## start DATA TO PROCESS

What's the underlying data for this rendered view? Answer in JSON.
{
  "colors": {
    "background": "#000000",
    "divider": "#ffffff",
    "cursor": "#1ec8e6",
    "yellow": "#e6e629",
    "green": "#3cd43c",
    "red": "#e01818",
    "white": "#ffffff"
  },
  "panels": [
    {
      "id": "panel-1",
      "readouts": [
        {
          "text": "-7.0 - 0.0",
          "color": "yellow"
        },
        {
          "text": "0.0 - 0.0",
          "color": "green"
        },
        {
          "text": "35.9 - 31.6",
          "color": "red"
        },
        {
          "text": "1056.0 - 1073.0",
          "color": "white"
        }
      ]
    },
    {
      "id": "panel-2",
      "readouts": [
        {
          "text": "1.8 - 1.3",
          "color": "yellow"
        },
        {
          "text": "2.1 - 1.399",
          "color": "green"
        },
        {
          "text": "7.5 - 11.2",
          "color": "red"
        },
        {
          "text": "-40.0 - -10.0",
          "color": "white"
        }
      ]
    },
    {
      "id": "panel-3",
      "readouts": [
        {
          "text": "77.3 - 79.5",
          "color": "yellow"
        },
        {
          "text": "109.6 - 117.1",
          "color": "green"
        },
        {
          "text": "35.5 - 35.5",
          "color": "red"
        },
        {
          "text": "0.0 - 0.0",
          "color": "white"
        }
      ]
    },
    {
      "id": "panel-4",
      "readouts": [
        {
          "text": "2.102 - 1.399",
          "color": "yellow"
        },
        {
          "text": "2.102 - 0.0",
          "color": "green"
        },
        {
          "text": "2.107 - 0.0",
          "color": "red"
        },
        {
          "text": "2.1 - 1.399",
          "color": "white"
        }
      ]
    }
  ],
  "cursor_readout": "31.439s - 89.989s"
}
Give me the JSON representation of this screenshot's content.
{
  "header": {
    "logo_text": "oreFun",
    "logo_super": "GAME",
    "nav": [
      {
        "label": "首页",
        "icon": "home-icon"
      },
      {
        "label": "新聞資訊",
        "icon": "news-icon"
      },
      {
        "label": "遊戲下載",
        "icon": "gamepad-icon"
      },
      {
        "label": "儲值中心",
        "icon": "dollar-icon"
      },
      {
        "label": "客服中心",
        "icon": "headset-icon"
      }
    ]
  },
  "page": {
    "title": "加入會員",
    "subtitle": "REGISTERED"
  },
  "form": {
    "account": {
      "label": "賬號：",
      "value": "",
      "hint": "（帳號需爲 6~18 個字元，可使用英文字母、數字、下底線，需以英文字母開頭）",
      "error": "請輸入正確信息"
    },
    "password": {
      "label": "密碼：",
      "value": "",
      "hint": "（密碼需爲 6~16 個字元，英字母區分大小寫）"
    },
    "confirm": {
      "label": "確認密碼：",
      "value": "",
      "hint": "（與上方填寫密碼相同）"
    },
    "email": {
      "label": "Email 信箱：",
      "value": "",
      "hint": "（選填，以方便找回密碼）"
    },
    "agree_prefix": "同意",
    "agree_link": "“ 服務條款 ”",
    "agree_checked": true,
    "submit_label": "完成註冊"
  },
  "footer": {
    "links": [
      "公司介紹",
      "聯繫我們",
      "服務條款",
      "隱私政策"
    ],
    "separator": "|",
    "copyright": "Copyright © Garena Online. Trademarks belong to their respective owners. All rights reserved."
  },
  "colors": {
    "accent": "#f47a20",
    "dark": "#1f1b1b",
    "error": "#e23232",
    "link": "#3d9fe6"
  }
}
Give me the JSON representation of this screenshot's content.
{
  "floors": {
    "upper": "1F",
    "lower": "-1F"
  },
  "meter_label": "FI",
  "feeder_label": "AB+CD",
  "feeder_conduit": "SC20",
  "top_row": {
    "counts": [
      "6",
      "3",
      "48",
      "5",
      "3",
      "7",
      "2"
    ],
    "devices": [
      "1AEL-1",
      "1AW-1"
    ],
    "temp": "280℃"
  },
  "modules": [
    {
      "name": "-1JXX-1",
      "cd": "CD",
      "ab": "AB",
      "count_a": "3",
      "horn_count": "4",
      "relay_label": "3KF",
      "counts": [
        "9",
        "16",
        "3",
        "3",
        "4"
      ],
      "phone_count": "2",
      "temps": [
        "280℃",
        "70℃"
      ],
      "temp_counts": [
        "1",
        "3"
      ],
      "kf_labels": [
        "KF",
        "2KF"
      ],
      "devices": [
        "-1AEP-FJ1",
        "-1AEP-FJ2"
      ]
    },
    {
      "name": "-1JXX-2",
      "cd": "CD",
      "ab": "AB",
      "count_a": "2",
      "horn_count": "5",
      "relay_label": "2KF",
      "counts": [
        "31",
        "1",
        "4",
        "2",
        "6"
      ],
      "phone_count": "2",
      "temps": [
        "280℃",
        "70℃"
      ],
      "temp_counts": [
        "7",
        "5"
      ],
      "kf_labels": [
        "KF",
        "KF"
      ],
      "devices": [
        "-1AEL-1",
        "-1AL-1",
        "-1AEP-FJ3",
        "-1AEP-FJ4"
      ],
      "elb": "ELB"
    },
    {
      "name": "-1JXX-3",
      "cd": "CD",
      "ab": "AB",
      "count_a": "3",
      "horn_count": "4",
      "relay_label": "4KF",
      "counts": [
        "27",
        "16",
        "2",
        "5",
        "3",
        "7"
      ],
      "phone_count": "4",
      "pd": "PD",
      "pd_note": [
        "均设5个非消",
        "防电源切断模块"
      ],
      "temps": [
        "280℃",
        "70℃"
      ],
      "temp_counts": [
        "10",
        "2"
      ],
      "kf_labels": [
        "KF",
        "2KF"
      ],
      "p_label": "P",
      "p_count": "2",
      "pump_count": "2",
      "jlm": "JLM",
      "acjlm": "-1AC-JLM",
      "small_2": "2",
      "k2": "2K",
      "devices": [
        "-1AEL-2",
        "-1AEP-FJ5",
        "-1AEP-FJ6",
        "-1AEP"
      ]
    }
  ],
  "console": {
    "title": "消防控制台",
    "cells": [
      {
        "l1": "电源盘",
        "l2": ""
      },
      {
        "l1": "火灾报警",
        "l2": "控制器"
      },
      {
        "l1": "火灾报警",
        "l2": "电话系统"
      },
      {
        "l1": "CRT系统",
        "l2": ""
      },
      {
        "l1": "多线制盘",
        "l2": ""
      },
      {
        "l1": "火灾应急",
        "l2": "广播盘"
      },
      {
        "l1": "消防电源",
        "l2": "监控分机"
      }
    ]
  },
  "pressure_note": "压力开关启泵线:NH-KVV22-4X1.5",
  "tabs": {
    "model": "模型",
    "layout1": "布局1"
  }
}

## end DATA TO PROCESS

• TASK TO CARRY OUT:
How many lines of the data contain the word "icon"? Answer with the number alone.

• RESULT OF THE TASK:
5